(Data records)
☆ ☆ ☆ ☆ ☆

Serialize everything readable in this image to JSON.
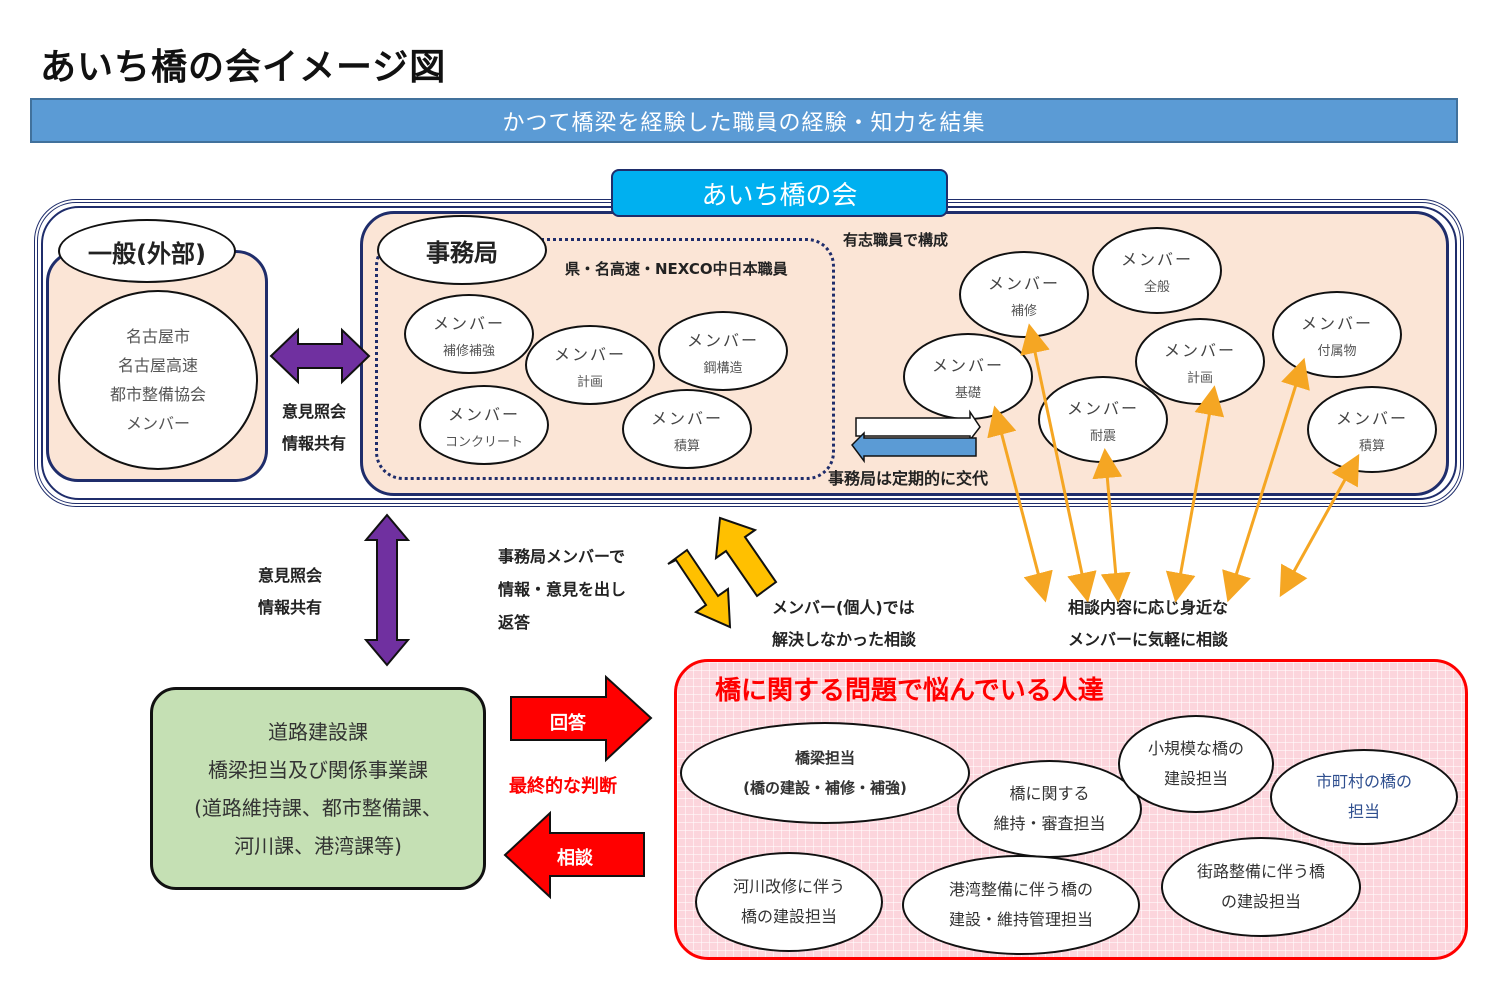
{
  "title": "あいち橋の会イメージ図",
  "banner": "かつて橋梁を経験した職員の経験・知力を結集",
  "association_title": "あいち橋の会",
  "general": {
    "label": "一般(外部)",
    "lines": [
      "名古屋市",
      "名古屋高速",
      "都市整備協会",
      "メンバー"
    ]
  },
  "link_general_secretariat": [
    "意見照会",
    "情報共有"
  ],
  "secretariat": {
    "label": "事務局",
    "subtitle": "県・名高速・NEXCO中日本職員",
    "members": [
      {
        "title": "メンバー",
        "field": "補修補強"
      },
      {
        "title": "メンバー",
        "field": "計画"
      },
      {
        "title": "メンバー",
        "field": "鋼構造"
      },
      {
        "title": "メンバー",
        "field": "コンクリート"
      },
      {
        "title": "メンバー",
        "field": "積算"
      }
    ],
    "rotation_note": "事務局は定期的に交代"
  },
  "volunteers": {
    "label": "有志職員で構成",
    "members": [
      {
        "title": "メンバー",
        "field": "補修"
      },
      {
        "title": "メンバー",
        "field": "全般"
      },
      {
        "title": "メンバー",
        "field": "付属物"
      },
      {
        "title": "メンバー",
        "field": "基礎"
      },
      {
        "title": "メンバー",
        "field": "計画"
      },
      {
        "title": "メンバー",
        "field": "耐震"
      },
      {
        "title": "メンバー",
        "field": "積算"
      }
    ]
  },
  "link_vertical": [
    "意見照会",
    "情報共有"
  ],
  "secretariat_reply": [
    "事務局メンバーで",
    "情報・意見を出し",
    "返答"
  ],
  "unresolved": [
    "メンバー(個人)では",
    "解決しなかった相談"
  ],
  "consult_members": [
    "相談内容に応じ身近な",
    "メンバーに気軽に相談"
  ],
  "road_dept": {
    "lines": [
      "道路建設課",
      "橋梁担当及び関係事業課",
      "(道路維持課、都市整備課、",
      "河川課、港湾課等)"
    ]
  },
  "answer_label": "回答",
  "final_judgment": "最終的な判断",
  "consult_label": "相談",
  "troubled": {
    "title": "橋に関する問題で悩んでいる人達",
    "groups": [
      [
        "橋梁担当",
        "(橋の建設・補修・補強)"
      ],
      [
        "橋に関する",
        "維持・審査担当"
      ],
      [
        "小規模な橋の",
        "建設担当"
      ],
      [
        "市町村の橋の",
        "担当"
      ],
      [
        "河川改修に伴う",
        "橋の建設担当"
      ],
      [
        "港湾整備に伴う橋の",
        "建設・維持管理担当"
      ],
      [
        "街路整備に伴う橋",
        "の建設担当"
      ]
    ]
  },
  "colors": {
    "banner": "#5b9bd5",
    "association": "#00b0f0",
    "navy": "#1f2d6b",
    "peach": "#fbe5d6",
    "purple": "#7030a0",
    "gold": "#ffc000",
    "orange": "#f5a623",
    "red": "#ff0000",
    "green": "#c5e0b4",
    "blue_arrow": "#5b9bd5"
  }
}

☆ ☆ ☆ ☆ ☆

> [Exercise details]: Restate every record exactly, please; do not copy the pictures.

> [Reply]:
Serialize everything readable in this image to JSON.
{
  "title": "あいち橋の会イメージ図",
  "banner": "かつて橋梁を経験した職員の経験・知力を結集",
  "association_title": "あいち橋の会",
  "general": {
    "label": "一般(外部)",
    "lines": [
      "名古屋市",
      "名古屋高速",
      "都市整備協会",
      "メンバー"
    ]
  },
  "link_general_secretariat": [
    "意見照会",
    "情報共有"
  ],
  "secretariat": {
    "label": "事務局",
    "subtitle": "県・名高速・NEXCO中日本職員",
    "members": [
      {
        "title": "メンバー",
        "field": "補修補強"
      },
      {
        "title": "メンバー",
        "field": "計画"
      },
      {
        "title": "メンバー",
        "field": "鋼構造"
      },
      {
        "title": "メンバー",
        "field": "コンクリート"
      },
      {
        "title": "メンバー",
        "field": "積算"
      }
    ],
    "rotation_note": "事務局は定期的に交代"
  },
  "volunteers": {
    "label": "有志職員で構成",
    "members": [
      {
        "title": "メンバー",
        "field": "補修"
      },
      {
        "title": "メンバー",
        "field": "全般"
      },
      {
        "title": "メンバー",
        "field": "付属物"
      },
      {
        "title": "メンバー",
        "field": "基礎"
      },
      {
        "title": "メンバー",
        "field": "計画"
      },
      {
        "title": "メンバー",
        "field": "耐震"
      },
      {
        "title": "メンバー",
        "field": "積算"
      }
    ]
  },
  "link_vertical": [
    "意見照会",
    "情報共有"
  ],
  "secretariat_reply": [
    "事務局メンバーで",
    "情報・意見を出し",
    "返答"
  ],
  "unresolved": [
    "メンバー(個人)では",
    "解決しなかった相談"
  ],
  "consult_members": [
    "相談内容に応じ身近な",
    "メンバーに気軽に相談"
  ],
  "road_dept": {
    "lines": [
      "道路建設課",
      "橋梁担当及び関係事業課",
      "(道路維持課、都市整備課、",
      "河川課、港湾課等)"
    ]
  },
  "answer_label": "回答",
  "final_judgment": "最終的な判断",
  "consult_label": "相談",
  "troubled": {
    "title": "橋に関する問題で悩んでいる人達",
    "groups": [
      [
        "橋梁担当",
        "(橋の建設・補修・補強)"
      ],
      [
        "橋に関する",
        "維持・審査担当"
      ],
      [
        "小規模な橋の",
        "建設担当"
      ],
      [
        "市町村の橋の",
        "担当"
      ],
      [
        "河川改修に伴う",
        "橋の建設担当"
      ],
      [
        "港湾整備に伴う橋の",
        "建設・維持管理担当"
      ],
      [
        "街路整備に伴う橋",
        "の建設担当"
      ]
    ]
  },
  "colors": {
    "banner": "#5b9bd5",
    "association": "#00b0f0",
    "navy": "#1f2d6b",
    "peach": "#fbe5d6",
    "purple": "#7030a0",
    "gold": "#ffc000",
    "orange": "#f5a623",
    "red": "#ff0000",
    "green": "#c5e0b4",
    "blue_arrow": "#5b9bd5"
  }
}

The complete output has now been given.